• **Records from a collection**
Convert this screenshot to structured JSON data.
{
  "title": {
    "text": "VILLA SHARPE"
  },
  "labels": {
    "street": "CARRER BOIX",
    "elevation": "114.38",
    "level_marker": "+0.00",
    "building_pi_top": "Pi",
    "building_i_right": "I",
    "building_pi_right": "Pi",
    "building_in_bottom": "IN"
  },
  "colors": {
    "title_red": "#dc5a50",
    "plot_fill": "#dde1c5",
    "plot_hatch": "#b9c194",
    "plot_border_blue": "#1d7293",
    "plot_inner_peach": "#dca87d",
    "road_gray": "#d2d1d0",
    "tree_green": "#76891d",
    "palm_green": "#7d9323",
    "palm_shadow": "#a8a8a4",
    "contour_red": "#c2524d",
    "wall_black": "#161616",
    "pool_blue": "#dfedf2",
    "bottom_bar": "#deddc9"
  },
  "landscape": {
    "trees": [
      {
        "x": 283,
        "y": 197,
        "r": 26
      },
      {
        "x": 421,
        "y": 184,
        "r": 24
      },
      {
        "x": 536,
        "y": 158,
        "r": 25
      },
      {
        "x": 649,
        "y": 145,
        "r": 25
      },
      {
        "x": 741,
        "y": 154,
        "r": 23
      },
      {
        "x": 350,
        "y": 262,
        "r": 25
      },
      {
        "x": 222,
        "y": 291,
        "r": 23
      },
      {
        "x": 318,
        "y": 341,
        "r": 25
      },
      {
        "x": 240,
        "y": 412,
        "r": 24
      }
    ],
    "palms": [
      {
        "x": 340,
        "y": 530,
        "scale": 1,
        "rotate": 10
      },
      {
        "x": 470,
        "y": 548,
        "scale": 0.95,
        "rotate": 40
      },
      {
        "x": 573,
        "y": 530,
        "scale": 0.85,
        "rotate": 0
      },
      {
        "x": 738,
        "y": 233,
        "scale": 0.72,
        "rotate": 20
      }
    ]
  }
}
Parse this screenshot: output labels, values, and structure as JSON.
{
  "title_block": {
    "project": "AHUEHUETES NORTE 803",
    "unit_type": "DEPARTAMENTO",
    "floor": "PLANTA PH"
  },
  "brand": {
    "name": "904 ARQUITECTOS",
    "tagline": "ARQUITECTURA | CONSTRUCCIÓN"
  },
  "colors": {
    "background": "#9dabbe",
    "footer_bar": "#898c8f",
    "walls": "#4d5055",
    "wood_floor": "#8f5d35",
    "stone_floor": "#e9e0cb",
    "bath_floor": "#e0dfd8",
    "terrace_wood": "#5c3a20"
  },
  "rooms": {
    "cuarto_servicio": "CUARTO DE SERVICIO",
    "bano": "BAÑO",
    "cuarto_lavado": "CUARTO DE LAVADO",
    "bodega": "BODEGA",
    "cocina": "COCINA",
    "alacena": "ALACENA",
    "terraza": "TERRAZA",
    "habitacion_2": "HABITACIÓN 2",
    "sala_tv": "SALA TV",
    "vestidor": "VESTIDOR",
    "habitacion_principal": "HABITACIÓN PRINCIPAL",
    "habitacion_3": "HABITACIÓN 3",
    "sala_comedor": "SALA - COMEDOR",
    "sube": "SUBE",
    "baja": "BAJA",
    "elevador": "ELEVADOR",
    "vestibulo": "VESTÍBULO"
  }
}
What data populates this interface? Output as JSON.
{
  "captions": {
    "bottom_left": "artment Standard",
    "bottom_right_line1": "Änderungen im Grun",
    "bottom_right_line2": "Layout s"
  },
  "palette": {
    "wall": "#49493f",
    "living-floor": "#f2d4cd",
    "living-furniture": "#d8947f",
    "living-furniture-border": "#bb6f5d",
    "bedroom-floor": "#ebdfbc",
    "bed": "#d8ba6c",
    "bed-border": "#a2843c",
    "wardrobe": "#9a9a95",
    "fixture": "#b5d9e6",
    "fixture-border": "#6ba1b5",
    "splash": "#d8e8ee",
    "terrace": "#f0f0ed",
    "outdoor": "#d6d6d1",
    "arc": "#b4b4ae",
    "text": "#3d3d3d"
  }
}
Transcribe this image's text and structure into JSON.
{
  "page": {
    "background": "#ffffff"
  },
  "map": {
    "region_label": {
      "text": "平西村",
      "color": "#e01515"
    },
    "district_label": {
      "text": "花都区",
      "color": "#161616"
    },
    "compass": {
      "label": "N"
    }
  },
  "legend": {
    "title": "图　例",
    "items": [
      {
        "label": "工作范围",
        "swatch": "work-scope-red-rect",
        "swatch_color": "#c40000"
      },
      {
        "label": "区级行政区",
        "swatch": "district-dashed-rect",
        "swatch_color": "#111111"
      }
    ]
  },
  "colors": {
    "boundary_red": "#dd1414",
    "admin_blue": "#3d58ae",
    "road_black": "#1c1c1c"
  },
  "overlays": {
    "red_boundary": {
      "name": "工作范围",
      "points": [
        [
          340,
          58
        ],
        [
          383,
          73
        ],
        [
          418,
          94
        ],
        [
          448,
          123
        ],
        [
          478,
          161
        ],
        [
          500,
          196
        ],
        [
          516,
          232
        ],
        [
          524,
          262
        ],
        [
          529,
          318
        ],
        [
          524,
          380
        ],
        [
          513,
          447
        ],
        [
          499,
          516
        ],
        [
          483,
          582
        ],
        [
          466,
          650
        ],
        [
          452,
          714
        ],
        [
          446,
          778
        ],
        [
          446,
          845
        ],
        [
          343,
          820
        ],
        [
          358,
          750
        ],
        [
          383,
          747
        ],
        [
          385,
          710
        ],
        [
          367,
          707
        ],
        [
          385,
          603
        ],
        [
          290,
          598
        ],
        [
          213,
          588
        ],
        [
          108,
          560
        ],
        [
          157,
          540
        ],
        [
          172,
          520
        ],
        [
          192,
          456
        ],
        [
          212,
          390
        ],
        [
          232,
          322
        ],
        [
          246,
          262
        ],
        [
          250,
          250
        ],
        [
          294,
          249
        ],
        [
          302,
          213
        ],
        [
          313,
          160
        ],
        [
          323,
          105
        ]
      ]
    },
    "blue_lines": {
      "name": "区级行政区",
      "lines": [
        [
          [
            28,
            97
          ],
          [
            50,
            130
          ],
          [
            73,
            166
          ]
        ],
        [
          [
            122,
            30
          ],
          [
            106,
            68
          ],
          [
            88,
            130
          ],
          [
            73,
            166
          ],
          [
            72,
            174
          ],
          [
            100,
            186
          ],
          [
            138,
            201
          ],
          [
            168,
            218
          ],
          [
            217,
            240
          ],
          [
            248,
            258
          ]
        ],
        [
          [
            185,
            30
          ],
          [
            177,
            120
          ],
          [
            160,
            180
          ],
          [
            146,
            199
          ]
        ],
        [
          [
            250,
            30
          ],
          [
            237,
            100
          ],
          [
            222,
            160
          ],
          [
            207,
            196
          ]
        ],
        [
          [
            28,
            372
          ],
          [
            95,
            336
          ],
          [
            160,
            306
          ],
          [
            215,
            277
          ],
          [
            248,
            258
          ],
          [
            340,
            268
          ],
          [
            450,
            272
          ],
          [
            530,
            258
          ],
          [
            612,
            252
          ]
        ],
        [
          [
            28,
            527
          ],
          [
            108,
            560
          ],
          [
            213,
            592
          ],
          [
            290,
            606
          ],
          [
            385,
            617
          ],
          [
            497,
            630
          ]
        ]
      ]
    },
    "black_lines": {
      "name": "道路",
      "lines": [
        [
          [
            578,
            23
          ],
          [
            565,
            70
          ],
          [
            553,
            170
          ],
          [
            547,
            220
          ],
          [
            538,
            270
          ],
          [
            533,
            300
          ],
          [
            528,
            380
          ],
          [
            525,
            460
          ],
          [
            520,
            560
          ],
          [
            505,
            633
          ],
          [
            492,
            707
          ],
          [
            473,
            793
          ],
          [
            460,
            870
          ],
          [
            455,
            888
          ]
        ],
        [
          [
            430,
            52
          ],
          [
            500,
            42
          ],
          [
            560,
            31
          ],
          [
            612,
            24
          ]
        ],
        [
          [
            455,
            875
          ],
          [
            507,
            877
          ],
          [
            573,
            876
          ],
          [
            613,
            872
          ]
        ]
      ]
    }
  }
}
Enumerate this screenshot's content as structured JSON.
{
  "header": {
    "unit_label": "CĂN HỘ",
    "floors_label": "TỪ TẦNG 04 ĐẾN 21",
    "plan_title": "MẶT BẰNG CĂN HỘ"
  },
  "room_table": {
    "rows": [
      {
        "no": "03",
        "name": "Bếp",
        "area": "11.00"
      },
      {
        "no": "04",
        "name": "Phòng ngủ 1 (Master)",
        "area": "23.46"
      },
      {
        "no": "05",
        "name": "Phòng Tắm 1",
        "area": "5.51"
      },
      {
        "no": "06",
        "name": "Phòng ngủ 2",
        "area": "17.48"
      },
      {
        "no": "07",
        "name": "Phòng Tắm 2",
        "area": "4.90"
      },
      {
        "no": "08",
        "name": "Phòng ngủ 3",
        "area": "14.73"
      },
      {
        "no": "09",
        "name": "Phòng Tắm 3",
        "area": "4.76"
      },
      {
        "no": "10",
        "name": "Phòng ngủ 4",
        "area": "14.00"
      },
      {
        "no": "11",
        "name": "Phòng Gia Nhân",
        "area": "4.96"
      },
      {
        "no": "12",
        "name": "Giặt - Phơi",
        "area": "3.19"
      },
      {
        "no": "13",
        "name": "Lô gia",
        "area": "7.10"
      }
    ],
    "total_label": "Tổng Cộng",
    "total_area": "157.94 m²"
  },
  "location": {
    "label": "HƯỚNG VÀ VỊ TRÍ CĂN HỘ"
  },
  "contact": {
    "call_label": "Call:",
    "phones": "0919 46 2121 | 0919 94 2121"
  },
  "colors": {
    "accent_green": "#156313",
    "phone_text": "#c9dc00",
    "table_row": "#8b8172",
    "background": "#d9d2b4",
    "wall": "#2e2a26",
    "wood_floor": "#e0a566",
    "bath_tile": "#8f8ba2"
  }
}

• **YOUR GOAL**
Going through the entries above, report how many lines include the string "labels". The number alone is the answer.

• **TASK RESPONSE**
2